■ The request ■
Below are the records. Restate word for word every line from the one that contains "Convert this document image to plain text." through the final line, both included.

■ Given information ■
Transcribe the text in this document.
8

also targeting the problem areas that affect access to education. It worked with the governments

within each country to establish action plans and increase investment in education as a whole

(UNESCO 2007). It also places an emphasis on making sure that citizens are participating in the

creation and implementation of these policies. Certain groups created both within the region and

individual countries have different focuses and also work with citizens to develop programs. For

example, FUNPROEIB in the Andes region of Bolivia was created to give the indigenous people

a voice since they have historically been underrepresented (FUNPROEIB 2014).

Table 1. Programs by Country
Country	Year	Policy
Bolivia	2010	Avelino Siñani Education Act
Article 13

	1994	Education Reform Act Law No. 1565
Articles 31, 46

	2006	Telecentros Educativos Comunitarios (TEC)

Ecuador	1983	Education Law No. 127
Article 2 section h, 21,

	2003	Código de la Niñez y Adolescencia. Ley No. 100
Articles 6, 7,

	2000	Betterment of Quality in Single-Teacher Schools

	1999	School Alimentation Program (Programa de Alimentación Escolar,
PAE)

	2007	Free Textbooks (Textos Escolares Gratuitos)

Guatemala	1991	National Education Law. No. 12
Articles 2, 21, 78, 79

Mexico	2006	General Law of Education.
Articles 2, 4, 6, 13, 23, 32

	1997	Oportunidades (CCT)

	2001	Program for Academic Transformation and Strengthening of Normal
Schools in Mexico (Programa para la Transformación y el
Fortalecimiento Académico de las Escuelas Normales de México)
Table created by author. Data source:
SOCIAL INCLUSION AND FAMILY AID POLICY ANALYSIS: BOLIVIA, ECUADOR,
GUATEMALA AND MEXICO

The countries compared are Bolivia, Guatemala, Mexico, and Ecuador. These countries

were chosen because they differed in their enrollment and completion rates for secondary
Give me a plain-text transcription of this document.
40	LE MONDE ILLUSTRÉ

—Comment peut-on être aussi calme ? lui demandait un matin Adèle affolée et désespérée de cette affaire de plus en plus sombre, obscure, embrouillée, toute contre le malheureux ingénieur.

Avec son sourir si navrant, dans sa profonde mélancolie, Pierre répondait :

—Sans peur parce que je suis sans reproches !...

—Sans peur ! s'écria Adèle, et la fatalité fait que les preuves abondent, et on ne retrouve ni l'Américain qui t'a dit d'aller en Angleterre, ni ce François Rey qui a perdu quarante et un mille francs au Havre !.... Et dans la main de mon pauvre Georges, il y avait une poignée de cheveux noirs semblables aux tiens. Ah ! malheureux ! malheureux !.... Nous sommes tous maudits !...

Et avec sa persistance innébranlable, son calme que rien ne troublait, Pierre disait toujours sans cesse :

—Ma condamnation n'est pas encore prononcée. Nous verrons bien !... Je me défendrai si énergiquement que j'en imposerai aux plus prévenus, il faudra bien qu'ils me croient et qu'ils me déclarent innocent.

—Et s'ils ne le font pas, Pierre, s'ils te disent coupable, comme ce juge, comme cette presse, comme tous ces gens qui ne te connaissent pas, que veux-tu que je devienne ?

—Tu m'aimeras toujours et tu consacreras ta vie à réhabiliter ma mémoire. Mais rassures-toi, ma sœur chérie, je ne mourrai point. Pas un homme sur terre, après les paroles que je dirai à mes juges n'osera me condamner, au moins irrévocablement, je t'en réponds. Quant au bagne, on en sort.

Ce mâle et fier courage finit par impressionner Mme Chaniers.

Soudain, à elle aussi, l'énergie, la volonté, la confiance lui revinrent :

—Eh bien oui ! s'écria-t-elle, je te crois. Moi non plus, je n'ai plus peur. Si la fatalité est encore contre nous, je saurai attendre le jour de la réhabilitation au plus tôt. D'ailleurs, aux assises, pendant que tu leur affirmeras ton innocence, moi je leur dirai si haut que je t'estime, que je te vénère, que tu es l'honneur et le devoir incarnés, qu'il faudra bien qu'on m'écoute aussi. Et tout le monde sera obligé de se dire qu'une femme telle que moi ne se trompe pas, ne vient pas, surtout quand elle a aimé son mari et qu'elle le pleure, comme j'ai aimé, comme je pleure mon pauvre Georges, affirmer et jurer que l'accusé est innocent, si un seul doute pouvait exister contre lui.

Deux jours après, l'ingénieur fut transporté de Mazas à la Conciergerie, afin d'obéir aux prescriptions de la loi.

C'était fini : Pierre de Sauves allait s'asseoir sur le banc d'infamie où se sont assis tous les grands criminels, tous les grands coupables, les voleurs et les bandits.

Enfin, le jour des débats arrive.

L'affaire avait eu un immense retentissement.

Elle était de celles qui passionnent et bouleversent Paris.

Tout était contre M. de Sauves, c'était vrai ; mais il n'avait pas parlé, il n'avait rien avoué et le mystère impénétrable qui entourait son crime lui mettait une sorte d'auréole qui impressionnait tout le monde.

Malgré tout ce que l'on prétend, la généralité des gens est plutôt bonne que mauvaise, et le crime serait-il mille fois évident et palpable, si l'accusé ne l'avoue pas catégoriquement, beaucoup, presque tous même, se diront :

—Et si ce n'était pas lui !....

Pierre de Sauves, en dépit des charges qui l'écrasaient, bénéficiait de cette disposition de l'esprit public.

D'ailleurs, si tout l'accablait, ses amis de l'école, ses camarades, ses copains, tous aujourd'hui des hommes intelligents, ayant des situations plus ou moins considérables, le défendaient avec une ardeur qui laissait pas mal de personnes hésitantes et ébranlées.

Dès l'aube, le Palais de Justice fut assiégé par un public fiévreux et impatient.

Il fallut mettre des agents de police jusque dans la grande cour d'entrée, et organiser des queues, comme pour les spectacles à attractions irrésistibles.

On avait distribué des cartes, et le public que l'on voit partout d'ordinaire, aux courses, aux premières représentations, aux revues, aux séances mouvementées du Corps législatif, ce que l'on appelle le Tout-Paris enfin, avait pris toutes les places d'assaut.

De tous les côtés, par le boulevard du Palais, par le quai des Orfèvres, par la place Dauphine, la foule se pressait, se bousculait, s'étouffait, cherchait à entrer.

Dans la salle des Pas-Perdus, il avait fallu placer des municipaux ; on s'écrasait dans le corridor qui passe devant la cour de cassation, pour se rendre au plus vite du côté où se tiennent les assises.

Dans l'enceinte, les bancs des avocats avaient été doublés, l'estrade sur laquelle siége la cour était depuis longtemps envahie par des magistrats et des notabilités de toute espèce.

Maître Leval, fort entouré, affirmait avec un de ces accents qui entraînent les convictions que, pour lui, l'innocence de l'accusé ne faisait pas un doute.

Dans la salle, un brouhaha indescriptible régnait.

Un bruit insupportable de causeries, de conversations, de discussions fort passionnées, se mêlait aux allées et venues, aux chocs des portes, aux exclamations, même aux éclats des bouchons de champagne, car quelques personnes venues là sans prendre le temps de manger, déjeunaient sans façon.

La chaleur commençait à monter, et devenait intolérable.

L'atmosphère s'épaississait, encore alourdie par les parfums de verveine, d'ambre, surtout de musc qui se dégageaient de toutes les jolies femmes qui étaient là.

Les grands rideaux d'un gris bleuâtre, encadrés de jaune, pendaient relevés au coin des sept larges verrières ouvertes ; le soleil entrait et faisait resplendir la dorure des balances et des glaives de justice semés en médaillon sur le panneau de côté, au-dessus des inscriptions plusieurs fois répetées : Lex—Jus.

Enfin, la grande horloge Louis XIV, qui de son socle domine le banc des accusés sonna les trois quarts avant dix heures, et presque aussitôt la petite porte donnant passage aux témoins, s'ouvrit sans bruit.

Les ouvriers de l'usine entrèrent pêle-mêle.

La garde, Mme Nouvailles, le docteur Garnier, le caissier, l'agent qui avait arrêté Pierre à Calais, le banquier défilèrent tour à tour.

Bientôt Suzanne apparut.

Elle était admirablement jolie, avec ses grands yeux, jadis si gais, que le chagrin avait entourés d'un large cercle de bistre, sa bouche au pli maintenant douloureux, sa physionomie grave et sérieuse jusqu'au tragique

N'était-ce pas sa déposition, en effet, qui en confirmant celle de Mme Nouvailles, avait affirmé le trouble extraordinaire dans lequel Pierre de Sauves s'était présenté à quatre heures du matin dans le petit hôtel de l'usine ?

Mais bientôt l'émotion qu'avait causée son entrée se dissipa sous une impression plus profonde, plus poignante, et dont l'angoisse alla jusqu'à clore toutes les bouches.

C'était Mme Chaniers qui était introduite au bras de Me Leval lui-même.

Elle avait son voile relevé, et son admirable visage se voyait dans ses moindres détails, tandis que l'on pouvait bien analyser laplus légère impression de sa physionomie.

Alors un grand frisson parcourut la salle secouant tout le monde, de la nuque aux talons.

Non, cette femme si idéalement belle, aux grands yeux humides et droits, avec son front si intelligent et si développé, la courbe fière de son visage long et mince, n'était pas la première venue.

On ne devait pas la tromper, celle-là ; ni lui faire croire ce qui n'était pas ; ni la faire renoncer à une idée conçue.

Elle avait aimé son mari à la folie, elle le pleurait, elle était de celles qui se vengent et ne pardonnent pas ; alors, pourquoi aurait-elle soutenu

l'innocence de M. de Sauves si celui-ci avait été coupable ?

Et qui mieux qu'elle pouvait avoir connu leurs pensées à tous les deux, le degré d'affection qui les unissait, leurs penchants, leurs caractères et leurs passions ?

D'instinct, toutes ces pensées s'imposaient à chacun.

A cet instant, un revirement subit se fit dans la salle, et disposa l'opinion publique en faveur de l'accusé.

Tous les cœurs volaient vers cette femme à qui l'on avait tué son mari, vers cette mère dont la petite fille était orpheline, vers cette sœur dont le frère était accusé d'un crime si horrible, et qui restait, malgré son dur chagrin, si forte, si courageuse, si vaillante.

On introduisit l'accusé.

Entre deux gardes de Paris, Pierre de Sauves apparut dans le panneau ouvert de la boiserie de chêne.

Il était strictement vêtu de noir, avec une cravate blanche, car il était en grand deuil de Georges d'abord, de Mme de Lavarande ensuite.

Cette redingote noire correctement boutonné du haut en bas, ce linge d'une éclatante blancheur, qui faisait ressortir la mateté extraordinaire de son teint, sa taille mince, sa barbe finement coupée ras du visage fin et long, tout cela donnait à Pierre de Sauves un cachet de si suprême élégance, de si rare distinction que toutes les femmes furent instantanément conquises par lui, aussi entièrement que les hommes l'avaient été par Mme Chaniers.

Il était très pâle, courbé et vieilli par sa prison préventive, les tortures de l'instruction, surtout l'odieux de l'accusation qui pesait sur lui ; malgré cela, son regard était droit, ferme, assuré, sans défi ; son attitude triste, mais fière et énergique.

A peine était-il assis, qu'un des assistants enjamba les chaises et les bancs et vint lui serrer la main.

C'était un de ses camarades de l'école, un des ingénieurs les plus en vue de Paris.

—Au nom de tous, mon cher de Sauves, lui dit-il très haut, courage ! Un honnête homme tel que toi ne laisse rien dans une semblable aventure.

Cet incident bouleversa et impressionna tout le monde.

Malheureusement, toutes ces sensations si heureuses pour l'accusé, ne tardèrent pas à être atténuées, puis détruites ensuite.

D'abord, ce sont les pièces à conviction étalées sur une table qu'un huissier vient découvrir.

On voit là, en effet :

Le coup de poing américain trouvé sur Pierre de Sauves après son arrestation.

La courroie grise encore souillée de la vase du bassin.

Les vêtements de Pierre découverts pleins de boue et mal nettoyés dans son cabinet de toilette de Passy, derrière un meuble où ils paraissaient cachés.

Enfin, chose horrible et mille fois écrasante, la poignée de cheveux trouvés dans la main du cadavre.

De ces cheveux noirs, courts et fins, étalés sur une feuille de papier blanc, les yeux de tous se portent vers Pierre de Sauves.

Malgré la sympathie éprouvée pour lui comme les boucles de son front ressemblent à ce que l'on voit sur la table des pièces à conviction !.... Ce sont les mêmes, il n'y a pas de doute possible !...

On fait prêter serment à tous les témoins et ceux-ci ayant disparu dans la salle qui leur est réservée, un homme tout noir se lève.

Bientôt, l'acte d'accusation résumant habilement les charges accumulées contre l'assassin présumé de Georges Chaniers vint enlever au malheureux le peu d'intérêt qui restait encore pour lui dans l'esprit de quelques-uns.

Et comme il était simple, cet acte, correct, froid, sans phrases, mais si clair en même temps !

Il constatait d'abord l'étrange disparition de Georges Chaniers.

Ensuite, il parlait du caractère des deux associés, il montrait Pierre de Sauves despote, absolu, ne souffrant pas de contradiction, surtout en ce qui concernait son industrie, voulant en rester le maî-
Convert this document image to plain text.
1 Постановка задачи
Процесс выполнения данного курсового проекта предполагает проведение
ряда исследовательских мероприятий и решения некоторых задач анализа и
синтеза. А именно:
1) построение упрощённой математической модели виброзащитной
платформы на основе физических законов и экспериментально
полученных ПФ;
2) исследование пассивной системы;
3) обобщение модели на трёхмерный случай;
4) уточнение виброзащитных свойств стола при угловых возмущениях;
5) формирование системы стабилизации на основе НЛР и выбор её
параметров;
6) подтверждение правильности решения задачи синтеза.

■ Result ■
Convert this document image to plain text.
1 Постановка задачи
Процесс выполнения данного курсового проекта предполагает проведение
ряда исследовательских мероприятий и решения некоторых задач анализа и
синтеза. А именно:
1) построение упрощённой математической модели виброзащитной
платформы на основе физических законов и экспериментально
полученных ПФ;
2) исследование пассивной системы;
3) обобщение модели на трёхмерный случай;
4) уточнение виброзащитных свойств стола при угловых возмущениях;
5) формирование системы стабилизации на основе НЛР и выбор её
параметров;
6) подтверждение правильности решения задачи синтеза.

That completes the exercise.